** Begin Material for this exercise **
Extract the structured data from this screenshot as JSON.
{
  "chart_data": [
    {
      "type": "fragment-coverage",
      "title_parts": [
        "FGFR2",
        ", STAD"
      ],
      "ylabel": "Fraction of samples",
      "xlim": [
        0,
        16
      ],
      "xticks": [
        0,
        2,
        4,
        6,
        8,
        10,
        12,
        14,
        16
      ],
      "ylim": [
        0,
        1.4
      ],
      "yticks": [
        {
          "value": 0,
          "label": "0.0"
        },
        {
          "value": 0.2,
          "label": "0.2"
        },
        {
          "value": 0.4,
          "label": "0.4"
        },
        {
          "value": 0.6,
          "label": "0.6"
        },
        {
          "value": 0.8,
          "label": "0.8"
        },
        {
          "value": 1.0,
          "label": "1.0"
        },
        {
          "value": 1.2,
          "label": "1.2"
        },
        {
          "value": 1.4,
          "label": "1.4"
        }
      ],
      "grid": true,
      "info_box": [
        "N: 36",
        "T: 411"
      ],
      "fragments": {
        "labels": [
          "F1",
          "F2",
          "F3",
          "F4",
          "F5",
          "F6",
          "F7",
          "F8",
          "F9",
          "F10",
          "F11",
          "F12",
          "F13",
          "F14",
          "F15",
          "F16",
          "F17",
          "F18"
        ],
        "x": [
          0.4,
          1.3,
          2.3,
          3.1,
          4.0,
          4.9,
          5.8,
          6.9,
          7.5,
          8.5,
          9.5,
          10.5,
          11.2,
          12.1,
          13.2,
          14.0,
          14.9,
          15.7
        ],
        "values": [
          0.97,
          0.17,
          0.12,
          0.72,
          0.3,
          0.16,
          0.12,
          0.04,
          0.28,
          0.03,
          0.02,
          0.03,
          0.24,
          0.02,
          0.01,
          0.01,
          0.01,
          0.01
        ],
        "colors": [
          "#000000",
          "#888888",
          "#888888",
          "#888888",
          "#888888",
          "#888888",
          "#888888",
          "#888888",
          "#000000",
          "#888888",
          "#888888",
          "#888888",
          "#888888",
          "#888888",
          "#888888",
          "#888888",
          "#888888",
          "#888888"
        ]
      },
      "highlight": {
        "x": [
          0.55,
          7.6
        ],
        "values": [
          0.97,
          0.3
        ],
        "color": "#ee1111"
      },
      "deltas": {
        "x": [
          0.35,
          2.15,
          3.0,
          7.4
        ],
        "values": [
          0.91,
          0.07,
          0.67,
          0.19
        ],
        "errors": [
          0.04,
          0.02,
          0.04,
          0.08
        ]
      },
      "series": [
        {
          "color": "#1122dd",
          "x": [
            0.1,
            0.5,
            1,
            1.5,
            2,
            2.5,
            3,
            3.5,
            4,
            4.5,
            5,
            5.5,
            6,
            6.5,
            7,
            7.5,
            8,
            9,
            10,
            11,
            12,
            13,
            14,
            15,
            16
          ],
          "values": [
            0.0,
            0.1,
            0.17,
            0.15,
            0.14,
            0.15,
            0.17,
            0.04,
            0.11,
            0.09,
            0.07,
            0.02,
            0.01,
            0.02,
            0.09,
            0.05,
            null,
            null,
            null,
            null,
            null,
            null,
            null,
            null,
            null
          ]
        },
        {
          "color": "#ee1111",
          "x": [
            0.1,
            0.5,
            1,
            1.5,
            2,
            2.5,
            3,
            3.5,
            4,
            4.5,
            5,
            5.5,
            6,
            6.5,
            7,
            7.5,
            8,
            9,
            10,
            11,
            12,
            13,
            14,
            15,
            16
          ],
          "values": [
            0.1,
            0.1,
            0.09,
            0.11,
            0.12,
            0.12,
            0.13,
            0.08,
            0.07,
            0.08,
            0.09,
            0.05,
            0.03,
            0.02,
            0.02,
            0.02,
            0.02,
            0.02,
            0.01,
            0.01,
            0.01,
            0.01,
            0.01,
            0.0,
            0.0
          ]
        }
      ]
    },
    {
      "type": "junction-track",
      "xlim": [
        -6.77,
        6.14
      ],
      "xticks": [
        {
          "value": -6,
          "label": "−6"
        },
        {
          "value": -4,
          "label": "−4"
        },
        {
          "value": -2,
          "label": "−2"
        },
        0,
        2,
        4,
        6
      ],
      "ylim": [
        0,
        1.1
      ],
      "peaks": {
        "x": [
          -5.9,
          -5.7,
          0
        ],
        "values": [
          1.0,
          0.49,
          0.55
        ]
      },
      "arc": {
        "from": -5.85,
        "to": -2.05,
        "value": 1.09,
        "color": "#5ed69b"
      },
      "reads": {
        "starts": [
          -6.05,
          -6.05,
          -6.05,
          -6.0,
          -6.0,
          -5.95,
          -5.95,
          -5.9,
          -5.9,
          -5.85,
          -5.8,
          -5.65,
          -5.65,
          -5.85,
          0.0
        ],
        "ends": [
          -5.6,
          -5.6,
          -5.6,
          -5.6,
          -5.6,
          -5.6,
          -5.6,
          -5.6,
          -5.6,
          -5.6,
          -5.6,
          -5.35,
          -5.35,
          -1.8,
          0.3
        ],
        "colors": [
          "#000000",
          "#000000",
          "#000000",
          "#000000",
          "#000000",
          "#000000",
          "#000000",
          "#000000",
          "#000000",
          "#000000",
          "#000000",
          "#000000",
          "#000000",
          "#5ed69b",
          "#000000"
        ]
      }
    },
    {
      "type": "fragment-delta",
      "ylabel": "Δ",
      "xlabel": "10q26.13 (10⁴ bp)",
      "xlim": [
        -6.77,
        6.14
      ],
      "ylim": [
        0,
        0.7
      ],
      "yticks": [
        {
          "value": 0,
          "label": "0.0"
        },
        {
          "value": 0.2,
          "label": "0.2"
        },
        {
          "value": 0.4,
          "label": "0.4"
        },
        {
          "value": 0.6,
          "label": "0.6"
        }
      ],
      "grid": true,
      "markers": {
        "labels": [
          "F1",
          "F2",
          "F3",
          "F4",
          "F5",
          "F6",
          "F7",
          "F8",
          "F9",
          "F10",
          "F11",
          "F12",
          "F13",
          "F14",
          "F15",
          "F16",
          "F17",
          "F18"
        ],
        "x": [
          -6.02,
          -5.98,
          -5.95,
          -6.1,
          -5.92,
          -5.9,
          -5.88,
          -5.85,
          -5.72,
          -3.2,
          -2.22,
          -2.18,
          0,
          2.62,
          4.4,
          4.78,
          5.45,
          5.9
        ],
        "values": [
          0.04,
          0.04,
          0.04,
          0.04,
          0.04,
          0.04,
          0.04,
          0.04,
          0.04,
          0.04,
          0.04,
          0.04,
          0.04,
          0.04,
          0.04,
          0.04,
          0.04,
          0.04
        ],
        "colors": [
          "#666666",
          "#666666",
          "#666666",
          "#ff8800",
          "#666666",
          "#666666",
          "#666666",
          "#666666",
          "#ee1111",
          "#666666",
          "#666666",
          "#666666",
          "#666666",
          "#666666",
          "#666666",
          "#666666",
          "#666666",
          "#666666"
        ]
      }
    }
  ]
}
** End Material for this exercise **
• Brief
Write the entire listing out again, word for word.

• Answer
Extract the structured data from this screenshot as JSON.
{
  "chart_data": [
    {
      "type": "fragment-coverage",
      "title_parts": [
        "FGFR2",
        ", STAD"
      ],
      "ylabel": "Fraction of samples",
      "xlim": [
        0,
        16
      ],
      "xticks": [
        0,
        2,
        4,
        6,
        8,
        10,
        12,
        14,
        16
      ],
      "ylim": [
        0,
        1.4
      ],
      "yticks": [
        {
          "value": 0,
          "label": "0.0"
        },
        {
          "value": 0.2,
          "label": "0.2"
        },
        {
          "value": 0.4,
          "label": "0.4"
        },
        {
          "value": 0.6,
          "label": "0.6"
        },
        {
          "value": 0.8,
          "label": "0.8"
        },
        {
          "value": 1.0,
          "label": "1.0"
        },
        {
          "value": 1.2,
          "label": "1.2"
        },
        {
          "value": 1.4,
          "label": "1.4"
        }
      ],
      "grid": true,
      "info_box": [
        "N: 36",
        "T: 411"
      ],
      "fragments": {
        "labels": [
          "F1",
          "F2",
          "F3",
          "F4",
          "F5",
          "F6",
          "F7",
          "F8",
          "F9",
          "F10",
          "F11",
          "F12",
          "F13",
          "F14",
          "F15",
          "F16",
          "F17",
          "F18"
        ],
        "x": [
          0.4,
          1.3,
          2.3,
          3.1,
          4.0,
          4.9,
          5.8,
          6.9,
          7.5,
          8.5,
          9.5,
          10.5,
          11.2,
          12.1,
          13.2,
          14.0,
          14.9,
          15.7
        ],
        "values": [
          0.97,
          0.17,
          0.12,
          0.72,
          0.3,
          0.16,
          0.12,
          0.04,
          0.28,
          0.03,
          0.02,
          0.03,
          0.24,
          0.02,
          0.01,
          0.01,
          0.01,
          0.01
        ],
        "colors": [
          "#000000",
          "#888888",
          "#888888",
          "#888888",
          "#888888",
          "#888888",
          "#888888",
          "#888888",
          "#000000",
          "#888888",
          "#888888",
          "#888888",
          "#888888",
          "#888888",
          "#888888",
          "#888888",
          "#888888",
          "#888888"
        ]
      },
      "highlight": {
        "x": [
          0.55,
          7.6
        ],
        "values": [
          0.97,
          0.3
        ],
        "color": "#ee1111"
      },
      "deltas": {
        "x": [
          0.35,
          2.15,
          3.0,
          7.4
        ],
        "values": [
          0.91,
          0.07,
          0.67,
          0.19
        ],
        "errors": [
          0.04,
          0.02,
          0.04,
          0.08
        ]
      },
      "series": [
        {
          "color": "#1122dd",
          "x": [
            0.1,
            0.5,
            1,
            1.5,
            2,
            2.5,
            3,
            3.5,
            4,
            4.5,
            5,
            5.5,
            6,
            6.5,
            7,
            7.5,
            8,
            9,
            10,
            11,
            12,
            13,
            14,
            15,
            16
          ],
          "values": [
            0.0,
            0.1,
            0.17,
            0.15,
            0.14,
            0.15,
            0.17,
            0.04,
            0.11,
            0.09,
            0.07,
            0.02,
            0.01,
            0.02,
            0.09,
            0.05,
            null,
            null,
            null,
            null,
            null,
            null,
            null,
            null,
            null
          ]
        },
        {
          "color": "#ee1111",
          "x": [
            0.1,
            0.5,
            1,
            1.5,
            2,
            2.5,
            3,
            3.5,
            4,
            4.5,
            5,
            5.5,
            6,
            6.5,
            7,
            7.5,
            8,
            9,
            10,
            11,
            12,
            13,
            14,
            15,
            16
          ],
          "values": [
            0.1,
            0.1,
            0.09,
            0.11,
            0.12,
            0.12,
            0.13,
            0.08,
            0.07,
            0.08,
            0.09,
            0.05,
            0.03,
            0.02,
            0.02,
            0.02,
            0.02,
            0.02,
            0.01,
            0.01,
            0.01,
            0.01,
            0.01,
            0.0,
            0.0
          ]
        }
      ]
    },
    {
      "type": "junction-track",
      "xlim": [
        -6.77,
        6.14
      ],
      "xticks": [
        {
          "value": -6,
          "label": "−6"
        },
        {
          "value": -4,
          "label": "−4"
        },
        {
          "value": -2,
          "label": "−2"
        },
        0,
        2,
        4,
        6
      ],
      "ylim": [
        0,
        1.1
      ],
      "peaks": {
        "x": [
          -5.9,
          -5.7,
          0
        ],
        "values": [
          1.0,
          0.49,
          0.55
        ]
      },
      "arc": {
        "from": -5.85,
        "to": -2.05,
        "value": 1.09,
        "color": "#5ed69b"
      },
      "reads": {
        "starts": [
          -6.05,
          -6.05,
          -6.05,
          -6.0,
          -6.0,
          -5.95,
          -5.95,
          -5.9,
          -5.9,
          -5.85,
          -5.8,
          -5.65,
          -5.65,
          -5.85,
          0.0
        ],
        "ends": [
          -5.6,
          -5.6,
          -5.6,
          -5.6,
          -5.6,
          -5.6,
          -5.6,
          -5.6,
          -5.6,
          -5.6,
          -5.6,
          -5.35,
          -5.35,
          -1.8,
          0.3
        ],
        "colors": [
          "#000000",
          "#000000",
          "#000000",
          "#000000",
          "#000000",
          "#000000",
          "#000000",
          "#000000",
          "#000000",
          "#000000",
          "#000000",
          "#000000",
          "#000000",
          "#5ed69b",
          "#000000"
        ]
      }
    },
    {
      "type": "fragment-delta",
      "ylabel": "Δ",
      "xlabel": "10q26.13 (10⁴ bp)",
      "xlim": [
        -6.77,
        6.14
      ],
      "ylim": [
        0,
        0.7
      ],
      "yticks": [
        {
          "value": 0,
          "label": "0.0"
        },
        {
          "value": 0.2,
          "label": "0.2"
        },
        {
          "value": 0.4,
          "label": "0.4"
        },
        {
          "value": 0.6,
          "label": "0.6"
        }
      ],
      "grid": true,
      "markers": {
        "labels": [
          "F1",
          "F2",
          "F3",
          "F4",
          "F5",
          "F6",
          "F7",
          "F8",
          "F9",
          "F10",
          "F11",
          "F12",
          "F13",
          "F14",
          "F15",
          "F16",
          "F17",
          "F18"
        ],
        "x": [
          -6.02,
          -5.98,
          -5.95,
          -6.1,
          -5.92,
          -5.9,
          -5.88,
          -5.85,
          -5.72,
          -3.2,
          -2.22,
          -2.18,
          0,
          2.62,
          4.4,
          4.78,
          5.45,
          5.9
        ],
        "values": [
          0.04,
          0.04,
          0.04,
          0.04,
          0.04,
          0.04,
          0.04,
          0.04,
          0.04,
          0.04,
          0.04,
          0.04,
          0.04,
          0.04,
          0.04,
          0.04,
          0.04,
          0.04
        ],
        "colors": [
          "#666666",
          "#666666",
          "#666666",
          "#ff8800",
          "#666666",
          "#666666",
          "#666666",
          "#666666",
          "#ee1111",
          "#666666",
          "#666666",
          "#666666",
          "#666666",
          "#666666",
          "#666666",
          "#666666",
          "#666666",
          "#666666"
        ]
      }
    }
  ]
}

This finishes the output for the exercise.